- Task description -
Below is a listing; write it out exactly and drop any images from it.

* begin Task inputs *

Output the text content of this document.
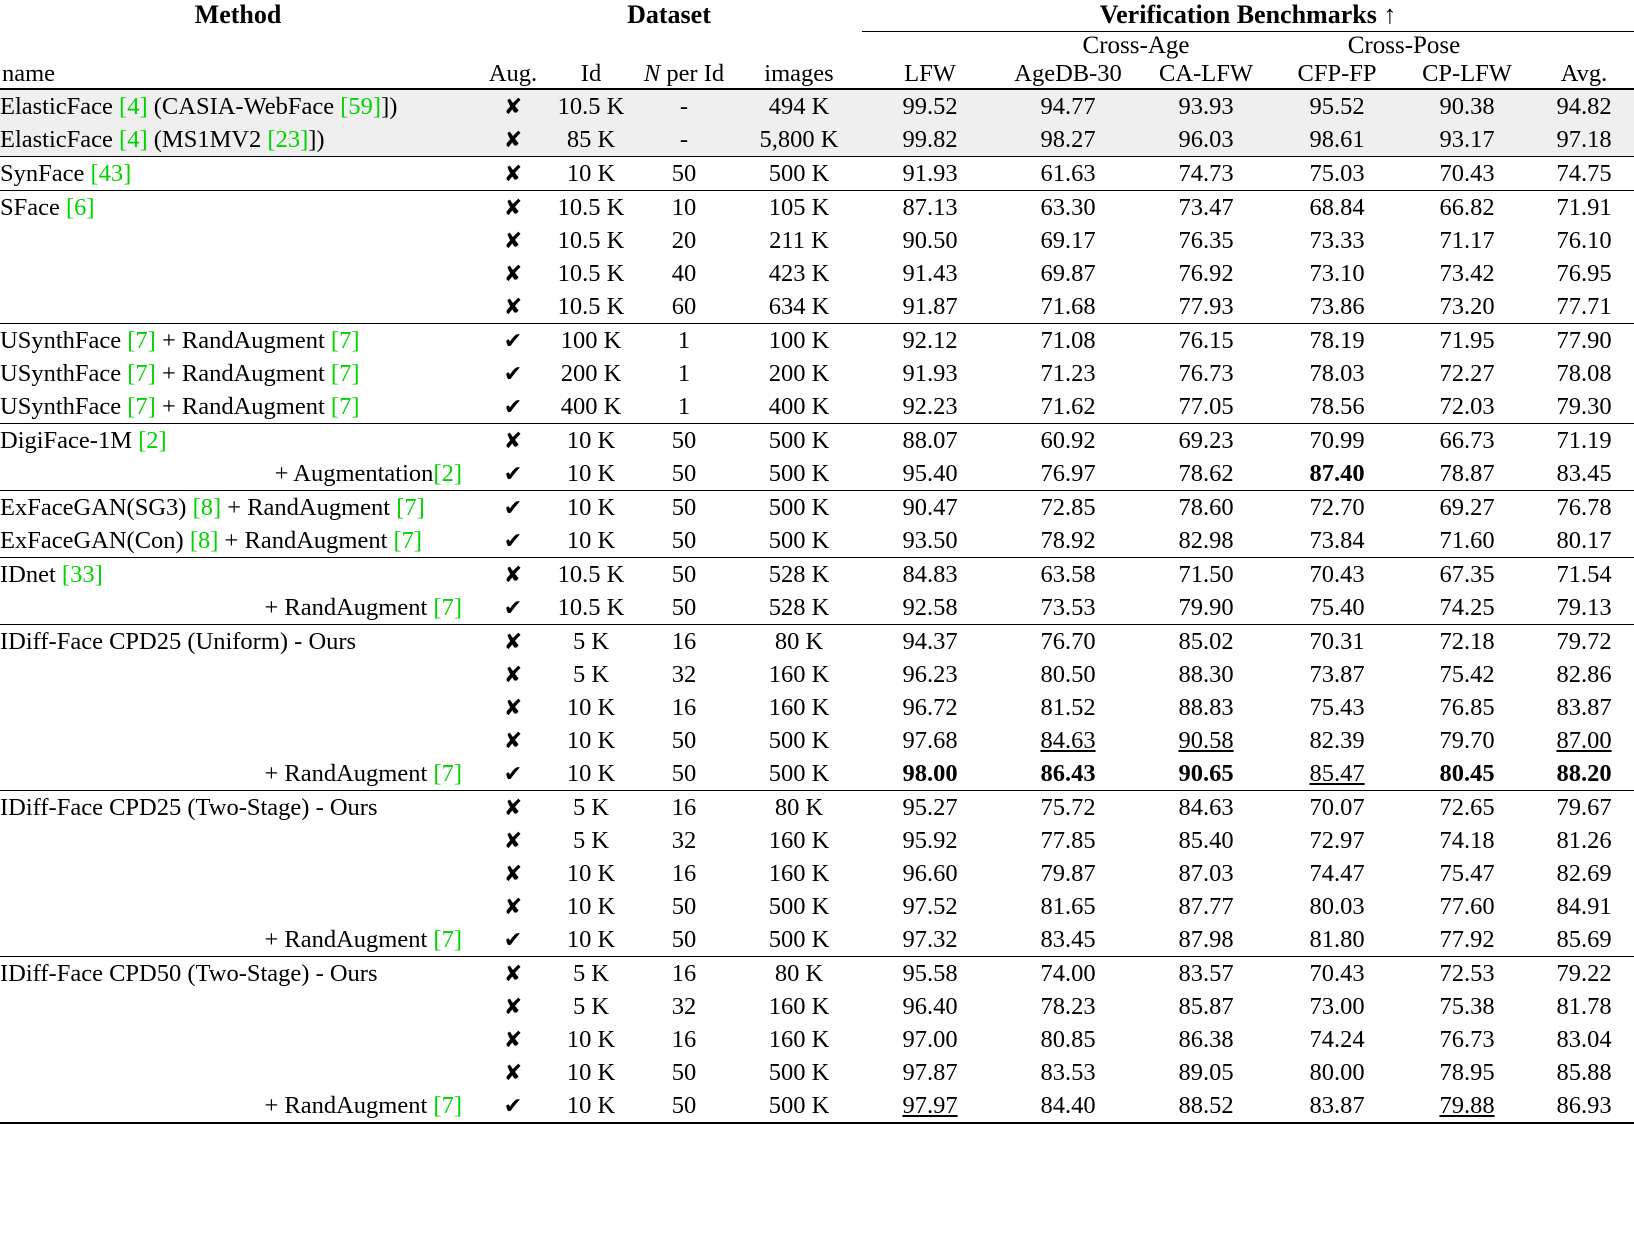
Method	Dataset				Verification Benchmarks ↑					

						Cross-Age		Cross-Pose		
name	Aug.	Id	N per Id	images	LFW	AgeDB-30	CA-LFW	CFP-FP	CP-LFW	Avg.
ElasticFace [4] (CASIA-WebFace [59]])	✘	10.5 K	-	494 K	99.52	94.77	93.93	95.52	90.38	94.82
ElasticFace [4] (MS1MV2 [23]])	✘	85 K	-	5,800 K	99.82	98.27	96.03	98.61	93.17	97.18
SynFace [43]	✘	10 K	50	500 K	91.93	61.63	74.73	75.03	70.43	74.75
SFace [6]	✘	10.5 K	10	105 K	87.13	63.30	73.47	68.84	66.82	71.91
	✘	10.5 K	20	211 K	90.50	69.17	76.35	73.33	71.17	76.10
	✘	10.5 K	40	423 K	91.43	69.87	76.92	73.10	73.42	76.95
	✘	10.5 K	60	634 K	91.87	71.68	77.93	73.86	73.20	77.71
USynthFace [7] + RandAugment [7]	✔	100 K	1	100 K	92.12	71.08	76.15	78.19	71.95	77.90
USynthFace [7] + RandAugment [7]	✔	200 K	1	200 K	91.93	71.23	76.73	78.03	72.27	78.08
USynthFace [7] + RandAugment [7]	✔	400 K	1	400 K	92.23	71.62	77.05	78.56	72.03	79.30
DigiFace-1M [2]	✘	10 K	50	500 K	88.07	60.92	69.23	70.99	66.73	71.19
+ Augmentation[2]	✔	10 K	50	500 K	95.40	76.97	78.62	87.40	78.87	83.45
ExFaceGAN(SG3) [8] + RandAugment [7]	✔	10 K	50	500 K	90.47	72.85	78.60	72.70	69.27	76.78
ExFaceGAN(Con) [8] + RandAugment [7]	✔	10 K	50	500 K	93.50	78.92	82.98	73.84	71.60	80.17
IDnet [33]	✘	10.5 K	50	528 K	84.83	63.58	71.50	70.43	67.35	71.54
+ RandAugment [7]	✔	10.5 K	50	528 K	92.58	73.53	79.90	75.40	74.25	79.13
IDiff-Face CPD25 (Uniform) - Ours	✘	5 K	16	80 K	94.37	76.70	85.02	70.31	72.18	79.72
	✘	5 K	32	160 K	96.23	80.50	88.30	73.87	75.42	82.86
	✘	10 K	16	160 K	96.72	81.52	88.83	75.43	76.85	83.87
	✘	10 K	50	500 K	97.68	84.63	90.58	82.39	79.70	87.00
+ RandAugment [7]	✔	10 K	50	500 K	98.00	86.43	90.65	85.47	80.45	88.20
IDiff-Face CPD25 (Two-Stage) - Ours	✘	5 K	16	80 K	95.27	75.72	84.63	70.07	72.65	79.67
	✘	5 K	32	160 K	95.92	77.85	85.40	72.97	74.18	81.26
	✘	10 K	16	160 K	96.60	79.87	87.03	74.47	75.47	82.69
	✘	10 K	50	500 K	97.52	81.65	87.77	80.03	77.60	84.91
+ RandAugment [7]	✔	10 K	50	500 K	97.32	83.45	87.98	81.80	77.92	85.69
IDiff-Face CPD50 (Two-Stage) - Ours	✘	5 K	16	80 K	95.58	74.00	83.57	70.43	72.53	79.22
	✘	5 K	32	160 K	96.40	78.23	85.87	73.00	75.38	81.78
	✘	10 K	16	160 K	97.00	80.85	86.38	74.24	76.73	83.04
	✘	10 K	50	500 K	97.87	83.53	89.05	80.00	78.95	85.88
+ RandAugment [7]	✔	10 K	50	500 K	97.97	84.40	88.52	83.87	79.88	86.93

* end Task inputs *

- Output for this task -
Output the text content of this document.
Method	Dataset				Verification Benchmarks ↑					

						Cross-Age		Cross-Pose		
name	Aug.	Id	N per Id	images	LFW	AgeDB-30	CA-LFW	CFP-FP	CP-LFW	Avg.
ElasticFace [4] (CASIA-WebFace [59]])	✘	10.5 K	-	494 K	99.52	94.77	93.93	95.52	90.38	94.82
ElasticFace [4] (MS1MV2 [23]])	✘	85 K	-	5,800 K	99.82	98.27	96.03	98.61	93.17	97.18
SynFace [43]	✘	10 K	50	500 K	91.93	61.63	74.73	75.03	70.43	74.75
SFace [6]	✘	10.5 K	10	105 K	87.13	63.30	73.47	68.84	66.82	71.91
	✘	10.5 K	20	211 K	90.50	69.17	76.35	73.33	71.17	76.10
	✘	10.5 K	40	423 K	91.43	69.87	76.92	73.10	73.42	76.95
	✘	10.5 K	60	634 K	91.87	71.68	77.93	73.86	73.20	77.71
USynthFace [7] + RandAugment [7]	✔	100 K	1	100 K	92.12	71.08	76.15	78.19	71.95	77.90
USynthFace [7] + RandAugment [7]	✔	200 K	1	200 K	91.93	71.23	76.73	78.03	72.27	78.08
USynthFace [7] + RandAugment [7]	✔	400 K	1	400 K	92.23	71.62	77.05	78.56	72.03	79.30
DigiFace-1M [2]	✘	10 K	50	500 K	88.07	60.92	69.23	70.99	66.73	71.19
+ Augmentation[2]	✔	10 K	50	500 K	95.40	76.97	78.62	87.40	78.87	83.45
ExFaceGAN(SG3) [8] + RandAugment [7]	✔	10 K	50	500 K	90.47	72.85	78.60	72.70	69.27	76.78
ExFaceGAN(Con) [8] + RandAugment [7]	✔	10 K	50	500 K	93.50	78.92	82.98	73.84	71.60	80.17
IDnet [33]	✘	10.5 K	50	528 K	84.83	63.58	71.50	70.43	67.35	71.54
+ RandAugment [7]	✔	10.5 K	50	528 K	92.58	73.53	79.90	75.40	74.25	79.13
IDiff-Face CPD25 (Uniform) - Ours	✘	5 K	16	80 K	94.37	76.70	85.02	70.31	72.18	79.72
	✘	5 K	32	160 K	96.23	80.50	88.30	73.87	75.42	82.86
	✘	10 K	16	160 K	96.72	81.52	88.83	75.43	76.85	83.87
	✘	10 K	50	500 K	97.68	84.63	90.58	82.39	79.70	87.00
+ RandAugment [7]	✔	10 K	50	500 K	98.00	86.43	90.65	85.47	80.45	88.20
IDiff-Face CPD25 (Two-Stage) - Ours	✘	5 K	16	80 K	95.27	75.72	84.63	70.07	72.65	79.67
	✘	5 K	32	160 K	95.92	77.85	85.40	72.97	74.18	81.26
	✘	10 K	16	160 K	96.60	79.87	87.03	74.47	75.47	82.69
	✘	10 K	50	500 K	97.52	81.65	87.77	80.03	77.60	84.91
+ RandAugment [7]	✔	10 K	50	500 K	97.32	83.45	87.98	81.80	77.92	85.69
IDiff-Face CPD50 (Two-Stage) - Ours	✘	5 K	16	80 K	95.58	74.00	83.57	70.43	72.53	79.22
	✘	5 K	32	160 K	96.40	78.23	85.87	73.00	75.38	81.78
	✘	10 K	16	160 K	97.00	80.85	86.38	74.24	76.73	83.04
	✘	10 K	50	500 K	97.87	83.53	89.05	80.00	78.95	85.88
+ RandAugment [7]	✔	10 K	50	500 K	97.97	84.40	88.52	83.87	79.88	86.93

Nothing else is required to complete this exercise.